Problem to solve -
Leave out the pictures and restate the rest of the data exactly.
-=-=-
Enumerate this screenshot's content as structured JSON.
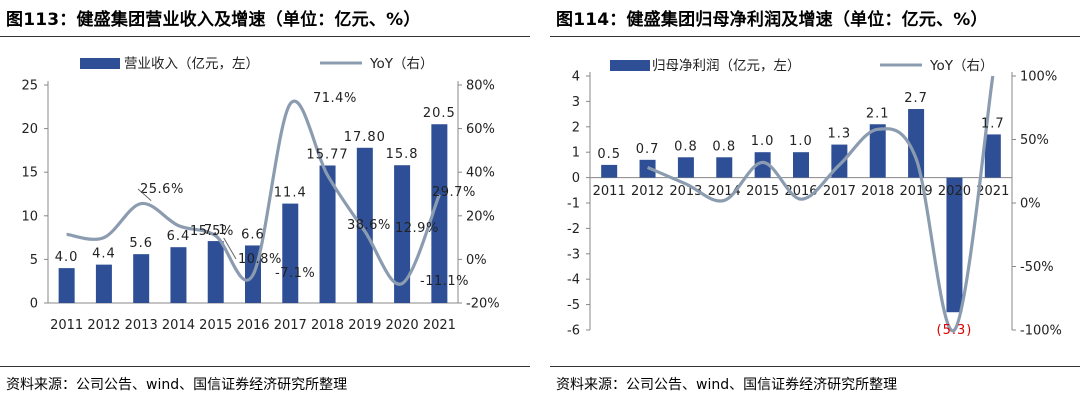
{
  "chart_data": [
    {
      "type": "bar",
      "title": "图113：健盛集团营业收入及增速（单位：亿元、%）",
      "source": "资料来源：公司公告、wind、国信证券经济研究所整理",
      "categories": [
        "2011",
        "2012",
        "2013",
        "2014",
        "2015",
        "2016",
        "2017",
        "2018",
        "2019",
        "2020",
        "2021"
      ],
      "series": [
        {
          "name": "营业收入（亿元，左）",
          "type": "bar",
          "axis": "left",
          "values": [
            4.0,
            4.4,
            5.6,
            6.4,
            7.1,
            6.6,
            11.4,
            15.77,
            17.8,
            15.8,
            20.5
          ],
          "labels": [
            "4.0",
            "4.4",
            "5.6",
            "6.4",
            "7.1",
            "6.6",
            "11.4",
            "15.77",
            "17.80",
            "15.8",
            "20.5"
          ]
        },
        {
          "name": "YoY（右）",
          "type": "line",
          "axis": "right",
          "values": [
            11.5,
            10.0,
            25.6,
            15.5,
            10.8,
            -7.1,
            71.4,
            38.6,
            12.9,
            -11.1,
            29.7
          ],
          "labels": [
            "",
            "",
            "25.6%",
            "15.5%",
            "10.8%",
            "-7.1%",
            "71.4%",
            "38.6%",
            "12.9%",
            "-11.1%",
            "29.7%"
          ]
        }
      ],
      "y_left": {
        "min": 0,
        "max": 25,
        "ticks": [
          0,
          5,
          10,
          15,
          20,
          25
        ],
        "tick_labels": [
          "0",
          "5",
          "10",
          "15",
          "20",
          "25"
        ]
      },
      "y_right": {
        "min": -20,
        "max": 80,
        "ticks": [
          -20,
          0,
          20,
          40,
          60,
          80
        ],
        "tick_labels": [
          "-20%",
          "0%",
          "20%",
          "40%",
          "60%",
          "80%"
        ]
      },
      "legend_position": "top",
      "colors": {
        "bar": "#2e4f95",
        "line": "#8c9cb0"
      }
    },
    {
      "type": "bar",
      "title": "图114：健盛集团归母净利润及增速（单位：亿元、%）",
      "source": "资料来源：公司公告、wind、国信证券经济研究所整理",
      "categories": [
        "2011",
        "2012",
        "2013",
        "2014",
        "2015",
        "2016",
        "2017",
        "2018",
        "2019",
        "2020",
        "2021"
      ],
      "series": [
        {
          "name": "归母净利润（亿元，左）",
          "type": "bar",
          "axis": "left",
          "values": [
            0.5,
            0.7,
            0.8,
            0.8,
            1.0,
            1.0,
            1.3,
            2.1,
            2.7,
            -5.3,
            1.7
          ],
          "labels": [
            "0.5",
            "0.7",
            "0.8",
            "0.8",
            "1.0",
            "1.0",
            "1.3",
            "2.1",
            "2.7",
            "(5.3)",
            "1.7"
          ]
        },
        {
          "name": "YoY（右）",
          "type": "line",
          "axis": "right",
          "values": [
            null,
            28,
            15,
            2,
            32,
            3,
            30,
            58,
            35,
            -100,
            100
          ],
          "labels": [
            "",
            "",
            "",
            "",
            "",
            "",
            "",
            "",
            "",
            "",
            ""
          ]
        }
      ],
      "y_left": {
        "min": -6,
        "max": 4,
        "ticks": [
          -6,
          -5,
          -4,
          -3,
          -2,
          -1,
          0,
          1,
          2,
          3,
          4
        ],
        "tick_labels": [
          "-6",
          "-5",
          "-4",
          "-3",
          "-2",
          "-1",
          "0",
          "1",
          "2",
          "3",
          "4"
        ]
      },
      "y_right": {
        "min": -100,
        "max": 100,
        "ticks": [
          -100,
          -50,
          0,
          50,
          100
        ],
        "tick_labels": [
          "-100%",
          "-50%",
          "0%",
          "50%",
          "100%"
        ]
      },
      "legend_position": "top",
      "negative_label_color": "#e00000",
      "colors": {
        "bar": "#2e4f95",
        "line": "#8c9cb0"
      }
    }
  ]
}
-=-=-
Result of this exercise -
Enumerate this screenshot's content as structured JSON.
{
  "chart_data": [
    {
      "type": "bar",
      "title": "图113：健盛集团营业收入及增速（单位：亿元、%）",
      "source": "资料来源：公司公告、wind、国信证券经济研究所整理",
      "categories": [
        "2011",
        "2012",
        "2013",
        "2014",
        "2015",
        "2016",
        "2017",
        "2018",
        "2019",
        "2020",
        "2021"
      ],
      "series": [
        {
          "name": "营业收入（亿元，左）",
          "type": "bar",
          "axis": "left",
          "values": [
            4.0,
            4.4,
            5.6,
            6.4,
            7.1,
            6.6,
            11.4,
            15.77,
            17.8,
            15.8,
            20.5
          ],
          "labels": [
            "4.0",
            "4.4",
            "5.6",
            "6.4",
            "7.1",
            "6.6",
            "11.4",
            "15.77",
            "17.80",
            "15.8",
            "20.5"
          ]
        },
        {
          "name": "YoY（右）",
          "type": "line",
          "axis": "right",
          "values": [
            11.5,
            10.0,
            25.6,
            15.5,
            10.8,
            -7.1,
            71.4,
            38.6,
            12.9,
            -11.1,
            29.7
          ],
          "labels": [
            "",
            "",
            "25.6%",
            "15.5%",
            "10.8%",
            "-7.1%",
            "71.4%",
            "38.6%",
            "12.9%",
            "-11.1%",
            "29.7%"
          ]
        }
      ],
      "y_left": {
        "min": 0,
        "max": 25,
        "ticks": [
          0,
          5,
          10,
          15,
          20,
          25
        ],
        "tick_labels": [
          "0",
          "5",
          "10",
          "15",
          "20",
          "25"
        ]
      },
      "y_right": {
        "min": -20,
        "max": 80,
        "ticks": [
          -20,
          0,
          20,
          40,
          60,
          80
        ],
        "tick_labels": [
          "-20%",
          "0%",
          "20%",
          "40%",
          "60%",
          "80%"
        ]
      },
      "legend_position": "top",
      "colors": {
        "bar": "#2e4f95",
        "line": "#8c9cb0"
      }
    },
    {
      "type": "bar",
      "title": "图114：健盛集团归母净利润及增速（单位：亿元、%）",
      "source": "资料来源：公司公告、wind、国信证券经济研究所整理",
      "categories": [
        "2011",
        "2012",
        "2013",
        "2014",
        "2015",
        "2016",
        "2017",
        "2018",
        "2019",
        "2020",
        "2021"
      ],
      "series": [
        {
          "name": "归母净利润（亿元，左）",
          "type": "bar",
          "axis": "left",
          "values": [
            0.5,
            0.7,
            0.8,
            0.8,
            1.0,
            1.0,
            1.3,
            2.1,
            2.7,
            -5.3,
            1.7
          ],
          "labels": [
            "0.5",
            "0.7",
            "0.8",
            "0.8",
            "1.0",
            "1.0",
            "1.3",
            "2.1",
            "2.7",
            "(5.3)",
            "1.7"
          ]
        },
        {
          "name": "YoY（右）",
          "type": "line",
          "axis": "right",
          "values": [
            null,
            28,
            15,
            2,
            32,
            3,
            30,
            58,
            35,
            -100,
            100
          ],
          "labels": [
            "",
            "",
            "",
            "",
            "",
            "",
            "",
            "",
            "",
            "",
            ""
          ]
        }
      ],
      "y_left": {
        "min": -6,
        "max": 4,
        "ticks": [
          -6,
          -5,
          -4,
          -3,
          -2,
          -1,
          0,
          1,
          2,
          3,
          4
        ],
        "tick_labels": [
          "-6",
          "-5",
          "-4",
          "-3",
          "-2",
          "-1",
          "0",
          "1",
          "2",
          "3",
          "4"
        ]
      },
      "y_right": {
        "min": -100,
        "max": 100,
        "ticks": [
          -100,
          -50,
          0,
          50,
          100
        ],
        "tick_labels": [
          "-100%",
          "-50%",
          "0%",
          "50%",
          "100%"
        ]
      },
      "legend_position": "top",
      "negative_label_color": "#e00000",
      "colors": {
        "bar": "#2e4f95",
        "line": "#8c9cb0"
      }
    }
  ]
}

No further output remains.